-- START Stored rows --

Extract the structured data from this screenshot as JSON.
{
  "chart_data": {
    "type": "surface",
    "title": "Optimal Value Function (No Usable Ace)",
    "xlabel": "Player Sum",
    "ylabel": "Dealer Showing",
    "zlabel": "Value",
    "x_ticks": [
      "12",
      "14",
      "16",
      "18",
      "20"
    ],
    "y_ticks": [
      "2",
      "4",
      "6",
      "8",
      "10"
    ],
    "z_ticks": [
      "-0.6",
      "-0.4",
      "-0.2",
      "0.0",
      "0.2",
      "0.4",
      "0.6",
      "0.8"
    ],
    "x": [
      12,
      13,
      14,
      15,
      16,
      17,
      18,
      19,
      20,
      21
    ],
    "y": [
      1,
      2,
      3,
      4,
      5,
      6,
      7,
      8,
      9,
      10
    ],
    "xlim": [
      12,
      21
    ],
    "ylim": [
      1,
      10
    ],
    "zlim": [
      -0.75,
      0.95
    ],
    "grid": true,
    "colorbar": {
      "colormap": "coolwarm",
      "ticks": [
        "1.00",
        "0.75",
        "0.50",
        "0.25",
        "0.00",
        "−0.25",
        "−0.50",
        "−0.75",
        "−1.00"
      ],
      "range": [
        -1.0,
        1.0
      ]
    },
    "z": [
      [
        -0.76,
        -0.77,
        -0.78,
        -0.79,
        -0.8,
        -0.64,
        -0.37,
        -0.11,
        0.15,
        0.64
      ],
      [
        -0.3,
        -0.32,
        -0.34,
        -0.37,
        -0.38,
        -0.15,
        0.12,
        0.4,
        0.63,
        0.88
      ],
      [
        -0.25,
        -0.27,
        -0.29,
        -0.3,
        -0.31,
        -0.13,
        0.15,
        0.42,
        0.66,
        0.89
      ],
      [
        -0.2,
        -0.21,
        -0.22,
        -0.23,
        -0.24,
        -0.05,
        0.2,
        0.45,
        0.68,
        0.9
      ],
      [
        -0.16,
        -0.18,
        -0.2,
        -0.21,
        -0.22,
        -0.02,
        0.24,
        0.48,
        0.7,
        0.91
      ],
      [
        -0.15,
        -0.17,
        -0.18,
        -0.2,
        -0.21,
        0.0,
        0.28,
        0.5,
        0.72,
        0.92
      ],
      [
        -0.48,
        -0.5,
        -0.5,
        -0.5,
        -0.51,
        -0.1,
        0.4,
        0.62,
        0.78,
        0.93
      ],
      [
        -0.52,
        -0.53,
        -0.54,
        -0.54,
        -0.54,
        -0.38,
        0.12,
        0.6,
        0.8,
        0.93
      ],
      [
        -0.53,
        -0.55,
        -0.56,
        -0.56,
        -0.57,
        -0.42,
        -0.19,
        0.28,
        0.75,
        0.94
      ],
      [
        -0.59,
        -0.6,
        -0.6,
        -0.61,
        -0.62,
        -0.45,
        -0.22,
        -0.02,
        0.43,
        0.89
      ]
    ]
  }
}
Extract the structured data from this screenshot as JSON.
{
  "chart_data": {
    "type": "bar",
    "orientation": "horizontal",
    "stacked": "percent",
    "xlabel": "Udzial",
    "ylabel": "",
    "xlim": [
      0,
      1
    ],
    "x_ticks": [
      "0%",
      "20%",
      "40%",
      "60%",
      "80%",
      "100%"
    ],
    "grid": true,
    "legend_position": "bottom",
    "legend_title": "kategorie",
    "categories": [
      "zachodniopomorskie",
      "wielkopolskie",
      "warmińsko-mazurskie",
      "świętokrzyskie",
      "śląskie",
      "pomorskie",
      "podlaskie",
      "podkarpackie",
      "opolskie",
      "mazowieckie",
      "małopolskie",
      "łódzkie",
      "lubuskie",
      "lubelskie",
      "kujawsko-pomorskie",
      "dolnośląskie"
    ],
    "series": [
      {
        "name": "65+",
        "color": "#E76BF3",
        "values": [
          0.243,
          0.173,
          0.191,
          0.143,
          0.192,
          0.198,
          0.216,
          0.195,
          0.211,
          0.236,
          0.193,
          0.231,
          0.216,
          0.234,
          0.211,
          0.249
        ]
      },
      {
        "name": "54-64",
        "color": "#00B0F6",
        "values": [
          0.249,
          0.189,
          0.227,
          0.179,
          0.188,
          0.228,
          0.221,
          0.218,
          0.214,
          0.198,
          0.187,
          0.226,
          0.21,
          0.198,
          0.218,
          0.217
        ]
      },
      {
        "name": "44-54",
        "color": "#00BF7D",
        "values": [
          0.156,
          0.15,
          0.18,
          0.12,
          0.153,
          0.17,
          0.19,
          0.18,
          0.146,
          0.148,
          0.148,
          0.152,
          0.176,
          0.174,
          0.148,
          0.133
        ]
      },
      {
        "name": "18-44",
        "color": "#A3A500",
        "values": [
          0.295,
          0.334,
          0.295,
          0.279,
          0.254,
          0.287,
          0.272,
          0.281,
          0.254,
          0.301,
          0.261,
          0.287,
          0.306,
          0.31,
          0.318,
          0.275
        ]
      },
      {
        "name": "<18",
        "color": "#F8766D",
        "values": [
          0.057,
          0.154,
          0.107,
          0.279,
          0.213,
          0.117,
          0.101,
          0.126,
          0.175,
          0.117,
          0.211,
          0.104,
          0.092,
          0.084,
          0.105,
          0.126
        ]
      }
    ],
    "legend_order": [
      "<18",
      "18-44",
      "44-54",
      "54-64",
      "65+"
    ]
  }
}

-- END Stored rows --
-- START Stored rows --

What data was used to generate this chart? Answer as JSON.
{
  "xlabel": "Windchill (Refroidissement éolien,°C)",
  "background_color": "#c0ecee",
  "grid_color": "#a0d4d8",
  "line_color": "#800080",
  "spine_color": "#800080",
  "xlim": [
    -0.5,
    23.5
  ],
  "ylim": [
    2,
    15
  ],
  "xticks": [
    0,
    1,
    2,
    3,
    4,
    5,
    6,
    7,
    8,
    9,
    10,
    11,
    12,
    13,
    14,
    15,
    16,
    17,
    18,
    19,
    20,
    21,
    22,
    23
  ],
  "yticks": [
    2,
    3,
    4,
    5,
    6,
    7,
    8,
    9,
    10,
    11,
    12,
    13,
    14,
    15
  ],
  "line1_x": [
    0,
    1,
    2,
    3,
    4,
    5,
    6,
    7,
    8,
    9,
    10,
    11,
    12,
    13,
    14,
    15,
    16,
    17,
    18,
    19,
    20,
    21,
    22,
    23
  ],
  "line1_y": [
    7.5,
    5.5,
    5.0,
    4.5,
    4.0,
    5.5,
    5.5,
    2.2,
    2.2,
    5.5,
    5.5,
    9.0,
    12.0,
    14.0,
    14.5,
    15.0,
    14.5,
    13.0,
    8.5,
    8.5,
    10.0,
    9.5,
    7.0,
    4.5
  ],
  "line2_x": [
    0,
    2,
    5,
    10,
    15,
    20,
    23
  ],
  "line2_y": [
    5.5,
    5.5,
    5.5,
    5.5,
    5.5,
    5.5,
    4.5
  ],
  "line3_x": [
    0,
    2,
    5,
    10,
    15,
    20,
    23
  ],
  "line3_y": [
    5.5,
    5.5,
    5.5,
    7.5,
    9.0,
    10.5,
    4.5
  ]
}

-- END Stored rows --

Directions >> Find every line in the records above that holds the word "name", and copy each one.

Problem solution >>
        "name": "65+",
        "name": "54-64",
        "name": "44-54",
        "name": "18-44",
        "name": "<18",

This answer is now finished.